**Document segment**
○ ○ ○ ○ ○
By Sasha Rosshandler
On the 2nd October 2017, the Henry Jackson Society hosted both Professor Ian Goldin (Professor of Globalisation and Development at Oxford University) and Dr Chris Kutarna (Sauvé Fellow and Fellow of the Oxford Martin School) in an event chaired by our Research Director, Timothy Stafford. The talk, titled ‘Age of Discovery: Navigating the Risks and Rewards of Our New Renaissance’ provided an insight into how the present day is a contest between the bright and dark sides of discovery, with physical technological developments vastly outpacing those of social technologies; a potential threat to the further development of mankind.
Based upon the speakers’ new book titled Age of Discovery, the talk also incorporated present-day challenges to thought; the question of how Trump is President of the United States and how we came to leave the European Union top of the agenda. Ultimately it appears that as various paradoxes develop, we are unable to understand the rationale behind them. Resultantly, our reluctance to use the past to understand the present has become apparent. With a discourse of disruption and rapid change, society has continued to fall behind technological developments and this could be to the detriment of society if unchallenged and unchanged.
○ ○ ○ ○ ○
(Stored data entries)
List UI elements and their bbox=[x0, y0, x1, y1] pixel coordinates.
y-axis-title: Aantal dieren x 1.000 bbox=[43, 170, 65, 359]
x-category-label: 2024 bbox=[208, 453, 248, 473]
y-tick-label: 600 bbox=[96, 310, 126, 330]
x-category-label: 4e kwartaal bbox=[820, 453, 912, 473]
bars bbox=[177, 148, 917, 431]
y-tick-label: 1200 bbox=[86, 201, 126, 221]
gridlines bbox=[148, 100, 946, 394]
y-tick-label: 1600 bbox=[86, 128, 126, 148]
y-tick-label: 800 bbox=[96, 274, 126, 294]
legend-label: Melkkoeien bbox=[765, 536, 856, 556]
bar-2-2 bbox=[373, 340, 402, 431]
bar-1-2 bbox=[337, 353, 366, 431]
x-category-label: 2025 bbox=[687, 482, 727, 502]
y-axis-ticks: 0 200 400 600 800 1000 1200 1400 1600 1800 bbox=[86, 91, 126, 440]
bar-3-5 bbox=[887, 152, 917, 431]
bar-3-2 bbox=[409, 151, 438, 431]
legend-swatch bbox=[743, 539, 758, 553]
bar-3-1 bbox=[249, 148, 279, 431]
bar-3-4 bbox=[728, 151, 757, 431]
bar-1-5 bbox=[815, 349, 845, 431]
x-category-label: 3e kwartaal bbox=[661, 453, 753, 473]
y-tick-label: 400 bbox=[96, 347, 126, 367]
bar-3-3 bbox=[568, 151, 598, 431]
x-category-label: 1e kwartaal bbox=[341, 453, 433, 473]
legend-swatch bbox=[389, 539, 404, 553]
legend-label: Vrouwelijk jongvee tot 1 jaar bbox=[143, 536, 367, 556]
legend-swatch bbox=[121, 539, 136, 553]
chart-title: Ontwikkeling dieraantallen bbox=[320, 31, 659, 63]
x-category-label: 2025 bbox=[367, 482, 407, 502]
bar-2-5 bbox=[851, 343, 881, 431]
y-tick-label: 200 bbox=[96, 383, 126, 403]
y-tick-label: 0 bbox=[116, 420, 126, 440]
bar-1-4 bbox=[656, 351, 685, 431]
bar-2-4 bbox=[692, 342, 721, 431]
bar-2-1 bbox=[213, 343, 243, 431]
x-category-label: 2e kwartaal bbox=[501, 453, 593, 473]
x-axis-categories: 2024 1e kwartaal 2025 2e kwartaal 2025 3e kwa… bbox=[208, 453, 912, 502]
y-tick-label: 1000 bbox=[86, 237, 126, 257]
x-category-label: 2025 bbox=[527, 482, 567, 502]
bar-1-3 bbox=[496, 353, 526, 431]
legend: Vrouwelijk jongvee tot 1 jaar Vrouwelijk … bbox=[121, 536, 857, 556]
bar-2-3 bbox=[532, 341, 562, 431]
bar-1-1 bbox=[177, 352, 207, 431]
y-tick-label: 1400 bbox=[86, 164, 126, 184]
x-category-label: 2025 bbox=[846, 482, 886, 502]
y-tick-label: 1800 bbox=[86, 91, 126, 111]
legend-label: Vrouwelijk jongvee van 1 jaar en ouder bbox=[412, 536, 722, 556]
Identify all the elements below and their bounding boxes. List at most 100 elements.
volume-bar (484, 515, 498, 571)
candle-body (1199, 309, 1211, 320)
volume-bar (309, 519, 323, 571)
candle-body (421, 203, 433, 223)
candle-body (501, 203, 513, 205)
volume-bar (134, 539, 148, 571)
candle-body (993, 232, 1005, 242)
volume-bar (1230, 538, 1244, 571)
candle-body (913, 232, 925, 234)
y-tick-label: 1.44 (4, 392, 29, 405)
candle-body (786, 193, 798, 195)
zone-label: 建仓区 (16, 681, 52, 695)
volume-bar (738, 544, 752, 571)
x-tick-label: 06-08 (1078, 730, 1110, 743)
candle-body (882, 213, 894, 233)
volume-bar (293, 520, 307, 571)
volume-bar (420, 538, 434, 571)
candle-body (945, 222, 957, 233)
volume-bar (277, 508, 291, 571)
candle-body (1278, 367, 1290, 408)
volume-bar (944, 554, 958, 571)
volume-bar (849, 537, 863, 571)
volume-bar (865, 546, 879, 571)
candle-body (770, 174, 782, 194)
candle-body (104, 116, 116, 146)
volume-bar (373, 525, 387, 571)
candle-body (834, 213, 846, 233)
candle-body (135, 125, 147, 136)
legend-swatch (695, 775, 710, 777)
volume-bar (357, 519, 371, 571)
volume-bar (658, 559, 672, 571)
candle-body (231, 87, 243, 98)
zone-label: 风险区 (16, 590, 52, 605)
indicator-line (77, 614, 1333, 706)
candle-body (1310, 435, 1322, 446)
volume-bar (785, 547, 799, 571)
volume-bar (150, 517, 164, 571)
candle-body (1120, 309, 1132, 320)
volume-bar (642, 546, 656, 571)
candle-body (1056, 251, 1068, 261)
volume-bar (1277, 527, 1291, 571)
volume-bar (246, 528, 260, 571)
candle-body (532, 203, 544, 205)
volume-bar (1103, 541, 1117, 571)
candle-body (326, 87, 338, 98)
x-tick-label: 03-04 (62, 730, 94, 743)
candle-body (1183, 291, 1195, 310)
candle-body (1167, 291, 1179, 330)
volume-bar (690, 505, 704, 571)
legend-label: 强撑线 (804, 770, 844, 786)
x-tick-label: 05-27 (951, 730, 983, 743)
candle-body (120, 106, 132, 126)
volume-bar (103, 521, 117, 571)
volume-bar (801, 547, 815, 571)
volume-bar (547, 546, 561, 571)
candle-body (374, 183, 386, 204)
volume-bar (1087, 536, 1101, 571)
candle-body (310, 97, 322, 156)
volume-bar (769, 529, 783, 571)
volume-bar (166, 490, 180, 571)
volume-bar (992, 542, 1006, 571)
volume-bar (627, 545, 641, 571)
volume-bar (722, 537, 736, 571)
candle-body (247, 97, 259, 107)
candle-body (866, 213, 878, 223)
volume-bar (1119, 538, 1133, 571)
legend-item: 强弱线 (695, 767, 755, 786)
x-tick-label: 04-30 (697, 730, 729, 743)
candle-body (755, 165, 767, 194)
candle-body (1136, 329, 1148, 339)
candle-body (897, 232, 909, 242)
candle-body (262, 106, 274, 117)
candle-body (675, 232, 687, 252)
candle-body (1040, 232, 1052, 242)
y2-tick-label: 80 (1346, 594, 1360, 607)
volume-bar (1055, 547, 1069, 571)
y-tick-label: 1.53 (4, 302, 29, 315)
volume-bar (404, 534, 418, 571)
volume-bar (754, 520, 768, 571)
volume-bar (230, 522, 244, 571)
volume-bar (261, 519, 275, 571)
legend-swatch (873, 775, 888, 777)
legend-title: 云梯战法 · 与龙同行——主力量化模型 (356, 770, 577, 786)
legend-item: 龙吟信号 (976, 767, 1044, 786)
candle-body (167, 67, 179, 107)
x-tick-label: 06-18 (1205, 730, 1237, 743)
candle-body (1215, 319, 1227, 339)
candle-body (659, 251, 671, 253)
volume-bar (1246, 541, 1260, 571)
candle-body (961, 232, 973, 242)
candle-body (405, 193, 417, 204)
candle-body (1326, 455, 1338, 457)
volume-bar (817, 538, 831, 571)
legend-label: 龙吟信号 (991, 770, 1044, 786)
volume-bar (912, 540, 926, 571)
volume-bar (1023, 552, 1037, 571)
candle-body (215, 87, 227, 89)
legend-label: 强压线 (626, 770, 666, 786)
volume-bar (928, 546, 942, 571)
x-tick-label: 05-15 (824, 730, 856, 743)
○ ○ ○ ○ ○
**Work instructions**
**1)** Reproduce the event report between "By Sasha Rosshandler" and "development of mankind.", inclusive, substituting "HJS" for "Henry Jackson Society".
**2)** Answer these questions using the event report.
(a) On what date was the event held?
(b) Who chaired the event?
(c) What is the title of the speakers' new book?
The listing has no connection to the event report.

**Task solutions**
**1)**
By Sasha Rosshandler
On the 2nd October 2017, the HJS hosted both Professor Ian Goldin (Professor of Globalisation and Development at Oxford University) and Dr Chris Kutarna (Sauvé Fellow and Fellow of the Oxford Martin School) in an event chaired by our Research Director, Timothy Stafford. The talk, titled ‘Age of Discovery: Navigating the Risks and Rewards of Our New Renaissance’ provided an insight into how the present day is a contest between the bright and dark sides of discovery, with physical technological developments vastly outpacing those of social technologies; a potential threat to the further development of mankind.

**2)**
(a) The 2nd October 2017
(b) Timothy Stafford
(c) Age of Discovery